Stored data:
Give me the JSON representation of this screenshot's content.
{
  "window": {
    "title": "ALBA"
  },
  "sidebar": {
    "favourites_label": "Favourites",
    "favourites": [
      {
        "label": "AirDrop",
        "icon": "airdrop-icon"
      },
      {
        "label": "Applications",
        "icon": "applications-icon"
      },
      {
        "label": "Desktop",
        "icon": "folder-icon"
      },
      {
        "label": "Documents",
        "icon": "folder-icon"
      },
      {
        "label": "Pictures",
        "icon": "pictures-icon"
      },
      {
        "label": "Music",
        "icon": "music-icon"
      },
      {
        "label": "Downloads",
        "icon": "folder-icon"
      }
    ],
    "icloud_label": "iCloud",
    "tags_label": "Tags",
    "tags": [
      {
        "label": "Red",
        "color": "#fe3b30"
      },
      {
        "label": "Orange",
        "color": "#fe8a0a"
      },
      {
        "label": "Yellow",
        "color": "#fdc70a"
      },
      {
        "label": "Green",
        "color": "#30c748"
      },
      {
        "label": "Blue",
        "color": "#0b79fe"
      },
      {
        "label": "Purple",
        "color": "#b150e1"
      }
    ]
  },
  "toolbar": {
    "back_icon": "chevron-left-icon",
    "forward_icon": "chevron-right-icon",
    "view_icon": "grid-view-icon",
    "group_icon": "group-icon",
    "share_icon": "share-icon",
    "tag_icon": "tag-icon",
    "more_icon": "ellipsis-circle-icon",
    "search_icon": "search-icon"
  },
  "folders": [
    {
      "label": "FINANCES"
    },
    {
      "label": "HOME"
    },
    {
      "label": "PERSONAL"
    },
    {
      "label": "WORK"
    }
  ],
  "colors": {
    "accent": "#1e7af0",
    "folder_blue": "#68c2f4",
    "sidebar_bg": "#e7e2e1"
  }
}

- PROBLEM TO WORK ON
Repeat all entries. Match them exactly.

- SOLUTION TO THE PROBLEM
Give me the JSON representation of this screenshot's content.
{
  "window": {
    "title": "ALBA"
  },
  "sidebar": {
    "favourites_label": "Favourites",
    "favourites": [
      {
        "label": "AirDrop",
        "icon": "airdrop-icon"
      },
      {
        "label": "Applications",
        "icon": "applications-icon"
      },
      {
        "label": "Desktop",
        "icon": "folder-icon"
      },
      {
        "label": "Documents",
        "icon": "folder-icon"
      },
      {
        "label": "Pictures",
        "icon": "pictures-icon"
      },
      {
        "label": "Music",
        "icon": "music-icon"
      },
      {
        "label": "Downloads",
        "icon": "folder-icon"
      }
    ],
    "icloud_label": "iCloud",
    "tags_label": "Tags",
    "tags": [
      {
        "label": "Red",
        "color": "#fe3b30"
      },
      {
        "label": "Orange",
        "color": "#fe8a0a"
      },
      {
        "label": "Yellow",
        "color": "#fdc70a"
      },
      {
        "label": "Green",
        "color": "#30c748"
      },
      {
        "label": "Blue",
        "color": "#0b79fe"
      },
      {
        "label": "Purple",
        "color": "#b150e1"
      }
    ]
  },
  "toolbar": {
    "back_icon": "chevron-left-icon",
    "forward_icon": "chevron-right-icon",
    "view_icon": "grid-view-icon",
    "group_icon": "group-icon",
    "share_icon": "share-icon",
    "tag_icon": "tag-icon",
    "more_icon": "ellipsis-circle-icon",
    "search_icon": "search-icon"
  },
  "folders": [
    {
      "label": "FINANCES"
    },
    {
      "label": "HOME"
    },
    {
      "label": "PERSONAL"
    },
    {
      "label": "WORK"
    }
  ],
  "colors": {
    "accent": "#1e7af0",
    "folder_blue": "#68c2f4",
    "sidebar_bg": "#e7e2e1"
  }
}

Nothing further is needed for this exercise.